>>>
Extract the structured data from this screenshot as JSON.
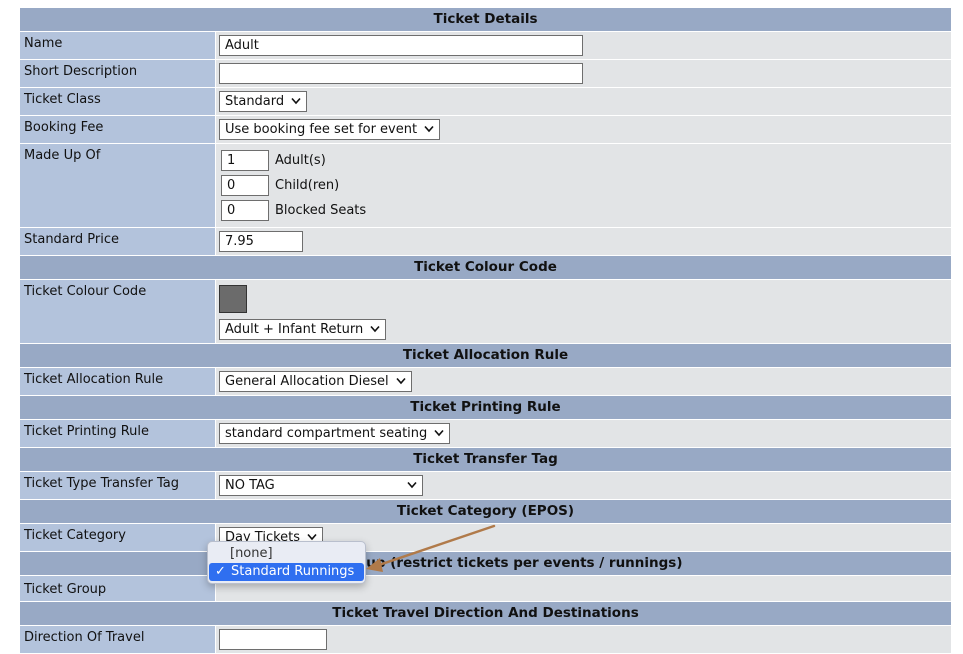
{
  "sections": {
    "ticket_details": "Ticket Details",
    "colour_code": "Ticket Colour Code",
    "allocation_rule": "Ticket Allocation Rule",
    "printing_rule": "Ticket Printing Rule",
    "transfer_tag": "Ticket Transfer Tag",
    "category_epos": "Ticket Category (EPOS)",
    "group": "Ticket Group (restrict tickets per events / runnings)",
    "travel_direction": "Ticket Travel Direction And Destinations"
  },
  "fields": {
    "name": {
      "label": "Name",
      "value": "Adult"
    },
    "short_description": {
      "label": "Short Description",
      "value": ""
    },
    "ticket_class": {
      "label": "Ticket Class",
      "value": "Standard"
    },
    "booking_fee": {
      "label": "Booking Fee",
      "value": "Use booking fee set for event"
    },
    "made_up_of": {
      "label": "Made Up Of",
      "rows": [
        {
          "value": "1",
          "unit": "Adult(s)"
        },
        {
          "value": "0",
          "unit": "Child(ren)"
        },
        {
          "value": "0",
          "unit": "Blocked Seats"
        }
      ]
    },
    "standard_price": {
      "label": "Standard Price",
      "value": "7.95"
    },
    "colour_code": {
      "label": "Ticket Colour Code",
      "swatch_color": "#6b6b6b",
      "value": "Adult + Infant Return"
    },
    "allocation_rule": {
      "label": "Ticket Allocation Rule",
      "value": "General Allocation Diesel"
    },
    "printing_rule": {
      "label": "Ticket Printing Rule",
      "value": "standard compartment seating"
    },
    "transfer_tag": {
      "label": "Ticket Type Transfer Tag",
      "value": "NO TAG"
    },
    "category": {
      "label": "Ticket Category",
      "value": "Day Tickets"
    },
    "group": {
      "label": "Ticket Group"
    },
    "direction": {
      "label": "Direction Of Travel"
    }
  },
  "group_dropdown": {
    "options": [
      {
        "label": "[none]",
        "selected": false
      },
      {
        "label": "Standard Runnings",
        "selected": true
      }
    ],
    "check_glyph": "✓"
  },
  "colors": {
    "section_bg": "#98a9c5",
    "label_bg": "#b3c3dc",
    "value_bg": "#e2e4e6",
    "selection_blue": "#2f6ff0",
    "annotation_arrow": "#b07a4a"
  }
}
<<<
>>>
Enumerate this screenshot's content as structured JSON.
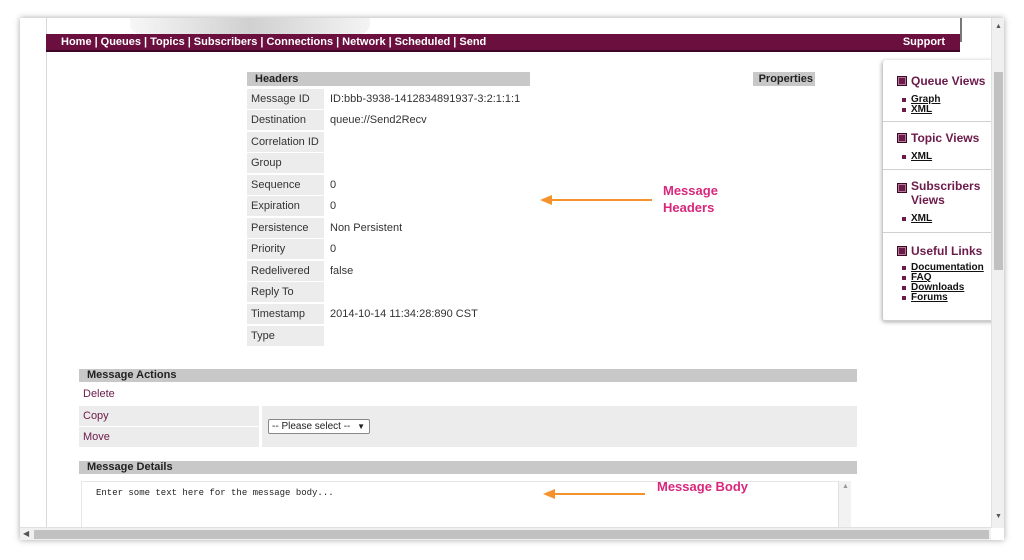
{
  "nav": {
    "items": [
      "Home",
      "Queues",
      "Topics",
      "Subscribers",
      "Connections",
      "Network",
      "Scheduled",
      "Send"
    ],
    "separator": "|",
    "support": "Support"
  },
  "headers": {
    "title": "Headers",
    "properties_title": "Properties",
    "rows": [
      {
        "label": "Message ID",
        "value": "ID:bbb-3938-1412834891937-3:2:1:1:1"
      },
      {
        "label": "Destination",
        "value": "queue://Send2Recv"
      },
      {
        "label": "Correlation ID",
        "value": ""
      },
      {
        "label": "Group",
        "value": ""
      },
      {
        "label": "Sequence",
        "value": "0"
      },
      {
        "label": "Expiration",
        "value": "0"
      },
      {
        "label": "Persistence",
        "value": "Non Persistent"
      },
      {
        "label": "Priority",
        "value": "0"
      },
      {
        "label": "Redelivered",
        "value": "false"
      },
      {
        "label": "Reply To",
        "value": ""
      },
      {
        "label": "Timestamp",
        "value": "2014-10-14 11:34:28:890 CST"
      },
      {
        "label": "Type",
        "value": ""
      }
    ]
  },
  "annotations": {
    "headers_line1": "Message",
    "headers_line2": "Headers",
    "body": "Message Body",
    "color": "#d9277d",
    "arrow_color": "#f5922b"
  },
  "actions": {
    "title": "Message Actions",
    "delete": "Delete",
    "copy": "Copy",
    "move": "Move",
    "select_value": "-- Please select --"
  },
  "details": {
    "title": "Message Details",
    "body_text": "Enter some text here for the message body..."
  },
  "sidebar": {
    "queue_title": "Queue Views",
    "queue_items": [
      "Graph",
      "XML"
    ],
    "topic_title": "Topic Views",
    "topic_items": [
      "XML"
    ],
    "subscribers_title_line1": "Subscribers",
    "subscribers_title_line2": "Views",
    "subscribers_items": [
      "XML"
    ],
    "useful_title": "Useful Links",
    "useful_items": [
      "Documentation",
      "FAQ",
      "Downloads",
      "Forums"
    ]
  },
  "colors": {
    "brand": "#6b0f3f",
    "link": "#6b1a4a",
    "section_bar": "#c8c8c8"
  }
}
<<<
>>>
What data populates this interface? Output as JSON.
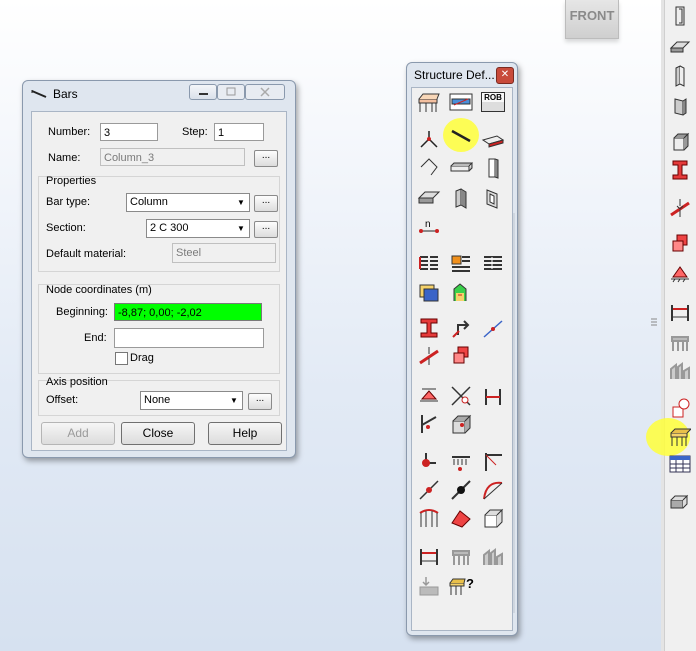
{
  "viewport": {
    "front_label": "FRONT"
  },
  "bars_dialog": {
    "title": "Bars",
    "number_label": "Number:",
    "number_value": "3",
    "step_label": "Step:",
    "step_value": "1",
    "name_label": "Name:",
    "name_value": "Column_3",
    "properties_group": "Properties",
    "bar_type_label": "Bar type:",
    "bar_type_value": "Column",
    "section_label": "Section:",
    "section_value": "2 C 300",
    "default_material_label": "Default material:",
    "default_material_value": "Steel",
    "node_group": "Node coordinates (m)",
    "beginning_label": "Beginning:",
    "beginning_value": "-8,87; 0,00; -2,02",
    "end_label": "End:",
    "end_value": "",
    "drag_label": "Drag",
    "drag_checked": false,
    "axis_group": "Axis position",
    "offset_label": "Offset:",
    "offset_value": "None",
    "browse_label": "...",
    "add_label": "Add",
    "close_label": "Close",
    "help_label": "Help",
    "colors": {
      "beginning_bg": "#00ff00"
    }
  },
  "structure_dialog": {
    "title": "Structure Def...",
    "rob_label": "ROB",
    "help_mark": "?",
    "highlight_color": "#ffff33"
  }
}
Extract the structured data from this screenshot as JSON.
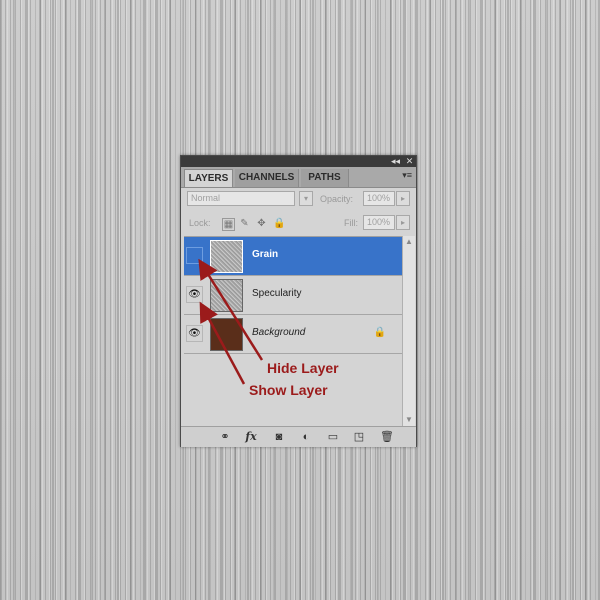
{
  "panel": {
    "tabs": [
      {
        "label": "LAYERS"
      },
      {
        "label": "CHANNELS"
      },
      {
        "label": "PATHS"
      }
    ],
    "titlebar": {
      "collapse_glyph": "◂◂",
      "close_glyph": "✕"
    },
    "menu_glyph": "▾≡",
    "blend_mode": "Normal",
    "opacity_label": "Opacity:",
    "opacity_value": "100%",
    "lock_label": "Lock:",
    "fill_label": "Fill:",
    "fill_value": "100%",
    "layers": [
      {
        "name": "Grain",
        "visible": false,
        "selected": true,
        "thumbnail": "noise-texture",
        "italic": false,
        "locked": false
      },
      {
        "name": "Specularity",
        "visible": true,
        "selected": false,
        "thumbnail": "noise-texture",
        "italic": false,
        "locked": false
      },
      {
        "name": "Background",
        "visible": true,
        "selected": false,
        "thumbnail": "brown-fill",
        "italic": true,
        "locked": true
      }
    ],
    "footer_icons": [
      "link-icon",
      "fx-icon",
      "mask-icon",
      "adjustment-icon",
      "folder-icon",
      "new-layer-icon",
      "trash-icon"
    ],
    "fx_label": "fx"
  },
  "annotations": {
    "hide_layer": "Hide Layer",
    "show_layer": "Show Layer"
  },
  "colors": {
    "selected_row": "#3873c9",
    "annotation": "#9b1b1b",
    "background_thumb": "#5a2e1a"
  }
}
<<<
▸ **EXERCISE INSTRUCTIONS**:
Gather from the entries above all lines that include the string "body".

▸ **EXPECTED ANSWER**:
    "body": "Message Body",
    "body_text": "Enter some text here for the message body..."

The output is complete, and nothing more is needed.